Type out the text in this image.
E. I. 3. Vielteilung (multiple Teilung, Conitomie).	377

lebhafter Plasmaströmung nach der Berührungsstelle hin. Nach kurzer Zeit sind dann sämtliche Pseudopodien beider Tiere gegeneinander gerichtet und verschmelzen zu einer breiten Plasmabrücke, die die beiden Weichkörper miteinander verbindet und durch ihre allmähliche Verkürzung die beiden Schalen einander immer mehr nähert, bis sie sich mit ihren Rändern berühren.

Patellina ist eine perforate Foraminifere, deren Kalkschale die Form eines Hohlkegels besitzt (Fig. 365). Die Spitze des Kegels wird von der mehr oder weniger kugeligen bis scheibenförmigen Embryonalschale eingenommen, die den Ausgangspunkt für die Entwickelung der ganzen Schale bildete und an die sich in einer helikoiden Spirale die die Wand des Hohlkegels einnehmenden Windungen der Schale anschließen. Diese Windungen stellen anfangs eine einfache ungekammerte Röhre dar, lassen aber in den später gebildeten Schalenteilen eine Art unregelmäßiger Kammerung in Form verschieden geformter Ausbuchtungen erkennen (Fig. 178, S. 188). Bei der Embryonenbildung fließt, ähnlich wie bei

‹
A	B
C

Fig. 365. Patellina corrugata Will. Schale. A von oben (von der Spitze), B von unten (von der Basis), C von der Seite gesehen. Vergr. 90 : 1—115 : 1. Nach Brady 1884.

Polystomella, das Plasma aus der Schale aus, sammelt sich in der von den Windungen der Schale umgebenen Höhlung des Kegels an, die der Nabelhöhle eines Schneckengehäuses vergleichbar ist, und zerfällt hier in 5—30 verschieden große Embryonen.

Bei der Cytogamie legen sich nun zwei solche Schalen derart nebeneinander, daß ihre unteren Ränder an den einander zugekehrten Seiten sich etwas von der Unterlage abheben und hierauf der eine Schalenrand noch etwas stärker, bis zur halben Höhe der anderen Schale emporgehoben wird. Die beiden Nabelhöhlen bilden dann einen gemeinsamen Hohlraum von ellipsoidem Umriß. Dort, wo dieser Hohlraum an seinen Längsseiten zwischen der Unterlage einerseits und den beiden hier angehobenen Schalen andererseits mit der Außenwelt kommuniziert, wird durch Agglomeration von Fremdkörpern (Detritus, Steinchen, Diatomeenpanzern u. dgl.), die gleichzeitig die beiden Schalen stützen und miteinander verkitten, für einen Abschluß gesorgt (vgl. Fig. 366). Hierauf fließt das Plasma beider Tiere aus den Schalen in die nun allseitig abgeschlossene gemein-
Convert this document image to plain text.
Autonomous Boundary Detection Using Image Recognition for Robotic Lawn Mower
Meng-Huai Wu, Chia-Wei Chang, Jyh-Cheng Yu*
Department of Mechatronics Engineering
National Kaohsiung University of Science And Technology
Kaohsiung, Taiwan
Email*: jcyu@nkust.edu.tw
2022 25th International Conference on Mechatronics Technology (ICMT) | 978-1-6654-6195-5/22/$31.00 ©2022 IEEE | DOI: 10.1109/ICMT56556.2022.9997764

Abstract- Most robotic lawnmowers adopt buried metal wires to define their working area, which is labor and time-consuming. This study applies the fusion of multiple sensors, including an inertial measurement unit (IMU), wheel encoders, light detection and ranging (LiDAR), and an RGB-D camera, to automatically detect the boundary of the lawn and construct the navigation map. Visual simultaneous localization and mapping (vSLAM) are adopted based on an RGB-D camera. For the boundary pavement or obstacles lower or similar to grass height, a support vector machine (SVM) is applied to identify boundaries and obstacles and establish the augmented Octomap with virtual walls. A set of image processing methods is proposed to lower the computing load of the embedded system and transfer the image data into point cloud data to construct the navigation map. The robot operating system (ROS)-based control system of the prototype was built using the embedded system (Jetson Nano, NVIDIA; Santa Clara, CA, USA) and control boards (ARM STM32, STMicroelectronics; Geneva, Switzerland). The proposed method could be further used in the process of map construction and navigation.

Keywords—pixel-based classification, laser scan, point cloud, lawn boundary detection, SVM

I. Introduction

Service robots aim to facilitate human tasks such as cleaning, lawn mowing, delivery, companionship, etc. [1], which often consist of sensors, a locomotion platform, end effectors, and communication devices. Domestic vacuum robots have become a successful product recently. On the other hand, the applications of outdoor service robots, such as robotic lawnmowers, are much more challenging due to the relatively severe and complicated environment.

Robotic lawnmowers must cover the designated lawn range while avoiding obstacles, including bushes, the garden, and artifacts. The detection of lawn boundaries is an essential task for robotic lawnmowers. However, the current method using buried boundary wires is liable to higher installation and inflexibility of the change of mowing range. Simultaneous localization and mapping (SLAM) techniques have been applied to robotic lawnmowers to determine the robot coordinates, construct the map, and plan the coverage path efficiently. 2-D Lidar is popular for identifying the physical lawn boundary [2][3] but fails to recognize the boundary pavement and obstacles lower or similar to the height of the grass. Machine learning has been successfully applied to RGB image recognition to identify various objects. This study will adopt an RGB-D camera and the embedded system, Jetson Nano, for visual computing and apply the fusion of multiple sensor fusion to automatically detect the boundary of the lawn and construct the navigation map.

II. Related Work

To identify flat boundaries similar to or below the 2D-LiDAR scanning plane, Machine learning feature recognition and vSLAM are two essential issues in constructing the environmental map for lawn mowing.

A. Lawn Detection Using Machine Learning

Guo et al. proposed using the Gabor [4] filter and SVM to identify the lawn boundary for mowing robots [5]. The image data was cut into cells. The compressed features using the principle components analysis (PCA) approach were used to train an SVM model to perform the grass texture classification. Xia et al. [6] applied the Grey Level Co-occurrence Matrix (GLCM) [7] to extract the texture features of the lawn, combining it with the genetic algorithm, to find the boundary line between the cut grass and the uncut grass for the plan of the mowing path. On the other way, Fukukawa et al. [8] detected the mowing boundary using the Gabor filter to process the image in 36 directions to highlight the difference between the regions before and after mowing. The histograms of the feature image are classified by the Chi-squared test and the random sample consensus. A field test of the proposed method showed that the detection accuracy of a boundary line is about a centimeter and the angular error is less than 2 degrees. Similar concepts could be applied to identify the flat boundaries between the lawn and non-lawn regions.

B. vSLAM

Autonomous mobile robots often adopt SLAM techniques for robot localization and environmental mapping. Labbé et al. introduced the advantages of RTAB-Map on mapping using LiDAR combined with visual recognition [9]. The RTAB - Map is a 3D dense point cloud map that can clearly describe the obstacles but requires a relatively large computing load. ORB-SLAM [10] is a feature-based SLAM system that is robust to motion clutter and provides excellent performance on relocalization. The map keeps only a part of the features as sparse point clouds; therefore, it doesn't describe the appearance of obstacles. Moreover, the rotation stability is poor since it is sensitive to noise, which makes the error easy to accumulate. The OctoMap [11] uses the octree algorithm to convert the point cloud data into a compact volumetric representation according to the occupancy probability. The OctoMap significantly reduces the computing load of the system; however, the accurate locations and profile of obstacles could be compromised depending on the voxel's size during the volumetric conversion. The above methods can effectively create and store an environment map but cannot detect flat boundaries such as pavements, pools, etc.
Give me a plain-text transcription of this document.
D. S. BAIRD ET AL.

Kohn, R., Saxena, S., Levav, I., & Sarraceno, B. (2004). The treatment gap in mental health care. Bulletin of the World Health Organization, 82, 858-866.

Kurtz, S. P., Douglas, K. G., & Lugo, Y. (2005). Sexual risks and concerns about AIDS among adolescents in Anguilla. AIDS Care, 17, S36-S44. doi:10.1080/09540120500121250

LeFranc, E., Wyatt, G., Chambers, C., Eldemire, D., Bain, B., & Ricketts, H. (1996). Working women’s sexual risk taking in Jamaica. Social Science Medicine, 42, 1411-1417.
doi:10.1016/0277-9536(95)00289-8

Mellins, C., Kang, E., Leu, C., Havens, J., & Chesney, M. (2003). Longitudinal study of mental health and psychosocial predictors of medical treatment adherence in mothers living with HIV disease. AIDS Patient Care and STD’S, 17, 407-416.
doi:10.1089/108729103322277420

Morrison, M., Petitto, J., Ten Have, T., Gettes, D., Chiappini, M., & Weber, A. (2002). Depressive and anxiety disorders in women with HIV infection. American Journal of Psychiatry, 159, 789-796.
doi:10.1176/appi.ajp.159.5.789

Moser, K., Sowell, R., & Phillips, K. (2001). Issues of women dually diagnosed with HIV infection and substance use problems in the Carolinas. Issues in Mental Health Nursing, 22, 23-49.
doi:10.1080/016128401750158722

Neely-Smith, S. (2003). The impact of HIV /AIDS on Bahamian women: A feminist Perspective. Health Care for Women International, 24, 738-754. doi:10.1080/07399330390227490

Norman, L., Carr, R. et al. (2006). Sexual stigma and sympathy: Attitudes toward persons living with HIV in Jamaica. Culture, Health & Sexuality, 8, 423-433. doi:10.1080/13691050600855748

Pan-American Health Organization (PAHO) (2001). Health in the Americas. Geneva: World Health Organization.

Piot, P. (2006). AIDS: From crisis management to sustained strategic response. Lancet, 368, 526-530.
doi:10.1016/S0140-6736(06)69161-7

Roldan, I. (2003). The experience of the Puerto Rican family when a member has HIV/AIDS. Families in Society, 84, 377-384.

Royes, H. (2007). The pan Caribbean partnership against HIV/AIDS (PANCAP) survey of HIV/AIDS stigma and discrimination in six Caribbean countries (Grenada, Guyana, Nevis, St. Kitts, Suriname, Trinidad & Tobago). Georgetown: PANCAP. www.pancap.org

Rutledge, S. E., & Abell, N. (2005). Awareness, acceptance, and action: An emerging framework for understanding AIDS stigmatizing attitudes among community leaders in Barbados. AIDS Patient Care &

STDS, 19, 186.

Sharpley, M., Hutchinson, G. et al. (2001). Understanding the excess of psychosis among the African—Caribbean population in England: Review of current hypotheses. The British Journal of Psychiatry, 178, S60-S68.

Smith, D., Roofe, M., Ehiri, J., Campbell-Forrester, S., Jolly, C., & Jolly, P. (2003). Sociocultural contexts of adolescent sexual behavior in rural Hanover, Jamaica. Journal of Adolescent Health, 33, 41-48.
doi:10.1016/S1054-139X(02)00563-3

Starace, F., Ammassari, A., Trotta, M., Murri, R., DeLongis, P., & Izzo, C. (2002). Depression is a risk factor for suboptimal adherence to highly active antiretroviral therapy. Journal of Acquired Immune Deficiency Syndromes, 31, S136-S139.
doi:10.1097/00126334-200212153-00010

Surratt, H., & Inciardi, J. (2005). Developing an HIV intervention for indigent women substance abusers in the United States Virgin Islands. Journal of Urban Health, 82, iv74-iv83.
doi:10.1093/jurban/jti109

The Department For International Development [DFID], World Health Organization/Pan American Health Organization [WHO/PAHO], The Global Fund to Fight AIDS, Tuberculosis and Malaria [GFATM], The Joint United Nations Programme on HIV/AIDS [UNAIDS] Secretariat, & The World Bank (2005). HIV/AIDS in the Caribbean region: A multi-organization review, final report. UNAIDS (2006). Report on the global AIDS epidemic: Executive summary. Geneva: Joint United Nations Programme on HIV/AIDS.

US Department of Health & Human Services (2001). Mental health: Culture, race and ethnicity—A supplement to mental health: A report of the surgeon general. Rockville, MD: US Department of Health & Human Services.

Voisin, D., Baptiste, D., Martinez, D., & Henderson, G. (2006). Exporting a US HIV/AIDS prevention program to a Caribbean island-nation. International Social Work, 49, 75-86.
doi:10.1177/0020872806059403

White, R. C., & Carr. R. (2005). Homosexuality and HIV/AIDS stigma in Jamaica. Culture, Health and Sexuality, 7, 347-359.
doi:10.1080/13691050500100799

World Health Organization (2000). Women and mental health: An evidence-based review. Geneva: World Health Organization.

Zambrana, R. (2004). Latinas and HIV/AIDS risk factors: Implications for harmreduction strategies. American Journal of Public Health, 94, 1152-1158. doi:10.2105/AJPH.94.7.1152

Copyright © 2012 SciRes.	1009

────────

TASK DIRECTIONS: Would you please copy all lines in the data that contain the word "Caribbean"?

FINISHED TASK:
Royes, H. (2007). The pan Caribbean partnership against HIV/AIDS (PANCAP) survey of HIV/AIDS stigma and discrimination in six Caribbean countries (Grenada, Guyana, Nevis, St. Kitts, Suriname, Trinidad & Tobago). Georgetown: PANCAP. www.pancap.org
Sharpley, M., Hutchinson, G. et al. (2001). Understanding the excess of psychosis among the African—Caribbean population in England: Review of current hypotheses. The British Journal of Psychiatry, 178, S60-S68.
The Department For International Development [DFID], World Health Organization/Pan American Health Organization [WHO/PAHO], The Global Fund to Fight AIDS, Tuberculosis and Malaria [GFATM], The Joint United Nations Programme on HIV/AIDS [UNAIDS] Secretariat, & The World Bank (2005). HIV/AIDS in the Caribbean region: A multi-organization review, final report. UNAIDS (2006). Report on the global AIDS epidemic: Executive summary. Geneva: Joint United Nations Programme on HIV/AIDS.
Voisin, D., Baptiste, D., Martinez, D., & Henderson, G. (2006). Exporting a US HIV/AIDS prevention program to a Caribbean island-nation. International Social Work, 49, 75-86.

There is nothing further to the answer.